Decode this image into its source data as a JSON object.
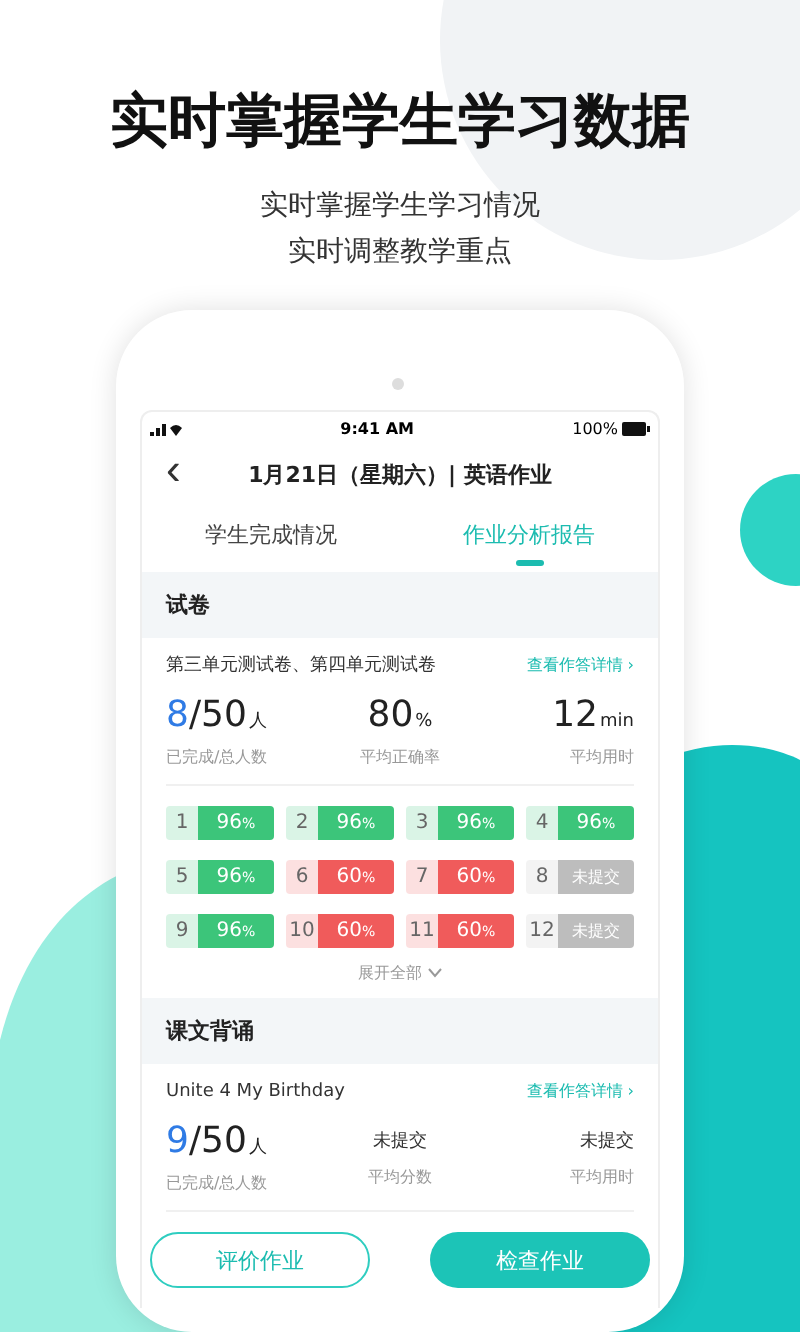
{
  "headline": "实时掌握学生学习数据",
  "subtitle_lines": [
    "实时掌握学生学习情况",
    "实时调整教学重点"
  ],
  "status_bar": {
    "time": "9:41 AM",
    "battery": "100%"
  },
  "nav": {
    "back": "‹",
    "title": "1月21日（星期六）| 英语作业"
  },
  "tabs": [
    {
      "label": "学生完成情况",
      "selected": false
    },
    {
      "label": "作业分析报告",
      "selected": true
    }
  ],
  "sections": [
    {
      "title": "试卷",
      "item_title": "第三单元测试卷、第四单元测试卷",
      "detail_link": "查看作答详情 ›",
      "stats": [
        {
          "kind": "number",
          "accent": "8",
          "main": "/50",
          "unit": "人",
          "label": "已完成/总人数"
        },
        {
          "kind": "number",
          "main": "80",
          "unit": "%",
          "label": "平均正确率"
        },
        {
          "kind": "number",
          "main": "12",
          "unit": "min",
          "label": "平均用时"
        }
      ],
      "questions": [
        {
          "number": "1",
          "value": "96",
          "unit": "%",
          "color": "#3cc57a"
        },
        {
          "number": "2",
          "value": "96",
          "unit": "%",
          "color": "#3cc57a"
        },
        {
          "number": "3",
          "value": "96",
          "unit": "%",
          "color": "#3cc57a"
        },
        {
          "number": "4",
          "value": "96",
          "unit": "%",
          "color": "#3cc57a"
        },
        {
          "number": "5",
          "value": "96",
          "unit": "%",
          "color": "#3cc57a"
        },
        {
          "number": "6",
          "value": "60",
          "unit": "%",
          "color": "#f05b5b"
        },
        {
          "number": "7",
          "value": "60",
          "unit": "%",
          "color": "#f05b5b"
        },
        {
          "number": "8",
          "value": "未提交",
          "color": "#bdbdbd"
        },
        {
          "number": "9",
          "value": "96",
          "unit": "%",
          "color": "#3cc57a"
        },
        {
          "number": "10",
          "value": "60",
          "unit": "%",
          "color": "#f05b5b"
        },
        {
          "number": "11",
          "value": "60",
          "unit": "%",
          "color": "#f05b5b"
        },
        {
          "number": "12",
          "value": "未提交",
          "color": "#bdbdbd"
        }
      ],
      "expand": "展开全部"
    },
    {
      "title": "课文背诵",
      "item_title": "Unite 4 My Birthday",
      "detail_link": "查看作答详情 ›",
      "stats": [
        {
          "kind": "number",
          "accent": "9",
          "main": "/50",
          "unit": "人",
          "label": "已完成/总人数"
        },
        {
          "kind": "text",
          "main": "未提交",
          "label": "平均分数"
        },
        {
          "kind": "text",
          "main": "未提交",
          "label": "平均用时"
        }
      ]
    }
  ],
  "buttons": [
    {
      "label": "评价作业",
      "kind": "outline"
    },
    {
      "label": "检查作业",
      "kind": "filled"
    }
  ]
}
---
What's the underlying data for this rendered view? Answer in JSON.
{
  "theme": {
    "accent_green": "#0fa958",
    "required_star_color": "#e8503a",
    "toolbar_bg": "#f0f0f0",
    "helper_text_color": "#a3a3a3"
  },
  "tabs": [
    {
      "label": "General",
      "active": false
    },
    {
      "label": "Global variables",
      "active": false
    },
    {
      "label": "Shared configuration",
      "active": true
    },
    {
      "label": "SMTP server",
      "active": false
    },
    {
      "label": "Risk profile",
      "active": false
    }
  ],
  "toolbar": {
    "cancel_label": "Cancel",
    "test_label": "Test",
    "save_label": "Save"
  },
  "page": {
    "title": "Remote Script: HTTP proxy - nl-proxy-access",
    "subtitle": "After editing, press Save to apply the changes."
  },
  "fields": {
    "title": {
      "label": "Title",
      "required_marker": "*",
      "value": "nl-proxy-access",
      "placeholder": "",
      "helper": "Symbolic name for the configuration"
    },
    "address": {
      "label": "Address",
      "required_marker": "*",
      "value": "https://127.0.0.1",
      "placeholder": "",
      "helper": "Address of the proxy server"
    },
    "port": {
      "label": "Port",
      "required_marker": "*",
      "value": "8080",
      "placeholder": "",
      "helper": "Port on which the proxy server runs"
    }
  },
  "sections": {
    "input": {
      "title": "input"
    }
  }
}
---
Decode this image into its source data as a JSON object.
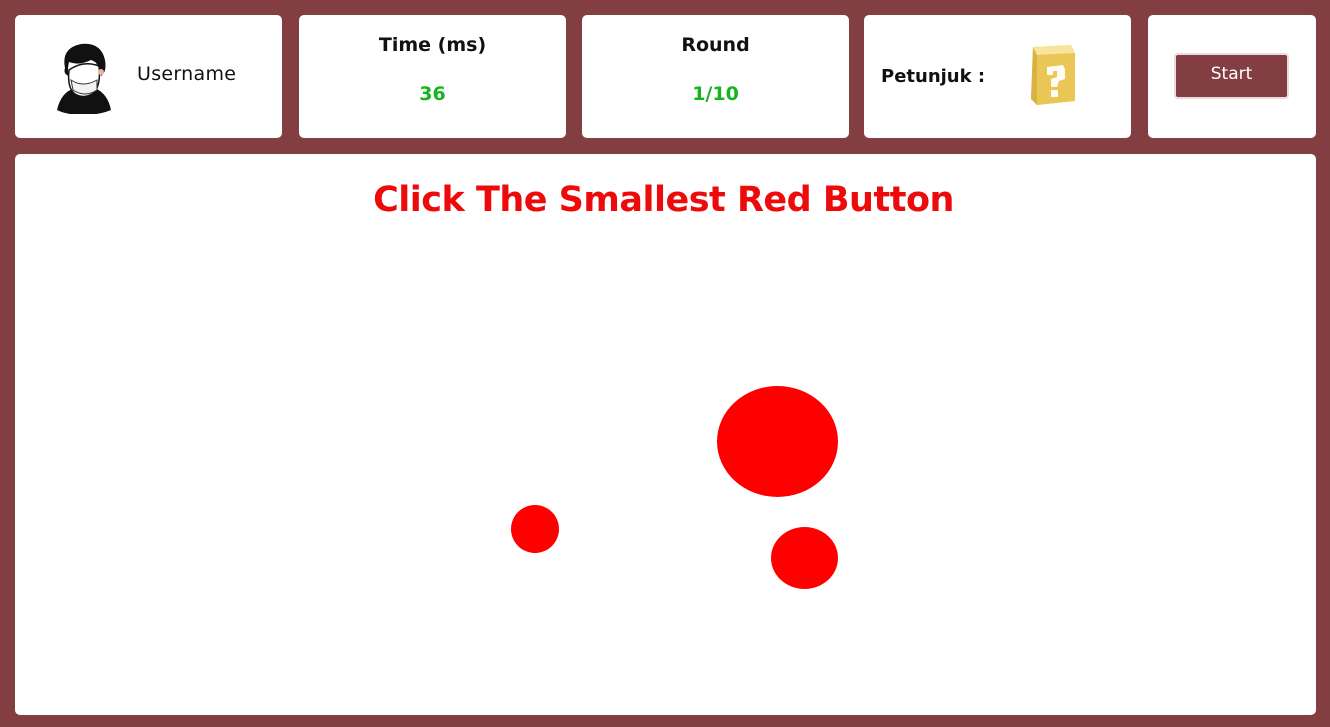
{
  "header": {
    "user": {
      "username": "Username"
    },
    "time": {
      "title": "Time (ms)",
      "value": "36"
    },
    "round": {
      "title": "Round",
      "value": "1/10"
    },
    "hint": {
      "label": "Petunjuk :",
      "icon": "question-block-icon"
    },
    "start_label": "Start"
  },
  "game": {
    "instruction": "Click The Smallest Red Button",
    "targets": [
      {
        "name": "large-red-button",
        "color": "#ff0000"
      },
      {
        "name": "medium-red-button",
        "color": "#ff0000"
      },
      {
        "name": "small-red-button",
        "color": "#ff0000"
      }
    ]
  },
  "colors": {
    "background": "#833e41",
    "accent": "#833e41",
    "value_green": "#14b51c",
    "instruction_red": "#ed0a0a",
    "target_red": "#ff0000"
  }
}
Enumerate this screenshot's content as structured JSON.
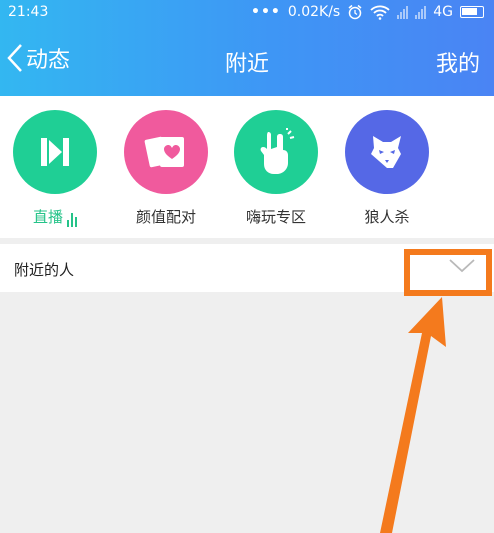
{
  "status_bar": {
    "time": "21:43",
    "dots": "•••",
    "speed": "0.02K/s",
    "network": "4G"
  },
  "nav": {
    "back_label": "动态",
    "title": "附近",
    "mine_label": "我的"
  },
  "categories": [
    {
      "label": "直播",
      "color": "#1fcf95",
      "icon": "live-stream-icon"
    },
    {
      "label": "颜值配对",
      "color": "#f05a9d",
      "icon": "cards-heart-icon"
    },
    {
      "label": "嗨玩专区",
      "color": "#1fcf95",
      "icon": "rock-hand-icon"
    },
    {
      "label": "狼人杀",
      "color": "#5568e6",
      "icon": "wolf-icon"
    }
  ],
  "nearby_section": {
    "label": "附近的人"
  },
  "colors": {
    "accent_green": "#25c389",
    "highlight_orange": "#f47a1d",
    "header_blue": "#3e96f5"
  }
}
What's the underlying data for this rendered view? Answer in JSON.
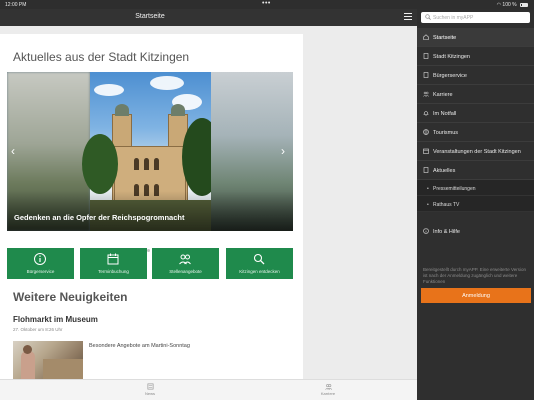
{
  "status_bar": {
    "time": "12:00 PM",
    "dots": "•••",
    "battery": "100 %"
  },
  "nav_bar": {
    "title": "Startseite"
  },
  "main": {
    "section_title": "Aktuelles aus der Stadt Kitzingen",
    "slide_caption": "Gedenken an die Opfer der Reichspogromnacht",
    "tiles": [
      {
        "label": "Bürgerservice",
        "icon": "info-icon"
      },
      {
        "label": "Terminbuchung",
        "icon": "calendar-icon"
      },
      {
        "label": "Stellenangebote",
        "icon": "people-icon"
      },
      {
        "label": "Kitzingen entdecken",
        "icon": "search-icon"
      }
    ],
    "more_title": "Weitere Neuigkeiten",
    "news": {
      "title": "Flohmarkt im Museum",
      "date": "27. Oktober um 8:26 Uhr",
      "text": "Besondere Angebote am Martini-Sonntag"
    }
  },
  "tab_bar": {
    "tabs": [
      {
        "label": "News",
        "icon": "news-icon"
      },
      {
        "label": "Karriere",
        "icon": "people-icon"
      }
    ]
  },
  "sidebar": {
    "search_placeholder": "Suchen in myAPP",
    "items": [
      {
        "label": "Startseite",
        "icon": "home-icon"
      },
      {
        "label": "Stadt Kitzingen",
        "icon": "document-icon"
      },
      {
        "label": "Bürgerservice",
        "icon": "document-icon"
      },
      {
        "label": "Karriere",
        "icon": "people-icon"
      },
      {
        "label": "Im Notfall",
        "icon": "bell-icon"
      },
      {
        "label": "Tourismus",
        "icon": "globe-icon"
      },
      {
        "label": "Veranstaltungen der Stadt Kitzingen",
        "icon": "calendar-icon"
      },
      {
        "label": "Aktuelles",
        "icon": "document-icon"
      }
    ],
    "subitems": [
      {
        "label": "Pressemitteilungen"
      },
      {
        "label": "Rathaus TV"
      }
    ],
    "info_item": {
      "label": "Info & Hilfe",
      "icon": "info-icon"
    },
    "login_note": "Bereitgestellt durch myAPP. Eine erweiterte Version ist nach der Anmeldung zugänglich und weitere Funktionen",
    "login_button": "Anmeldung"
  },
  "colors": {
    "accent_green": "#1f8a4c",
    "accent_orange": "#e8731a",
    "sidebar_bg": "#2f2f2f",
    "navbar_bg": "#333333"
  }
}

» **Required task**
The answer is one number: how many lines of the material above contain "Stadt".

» **Answer**
3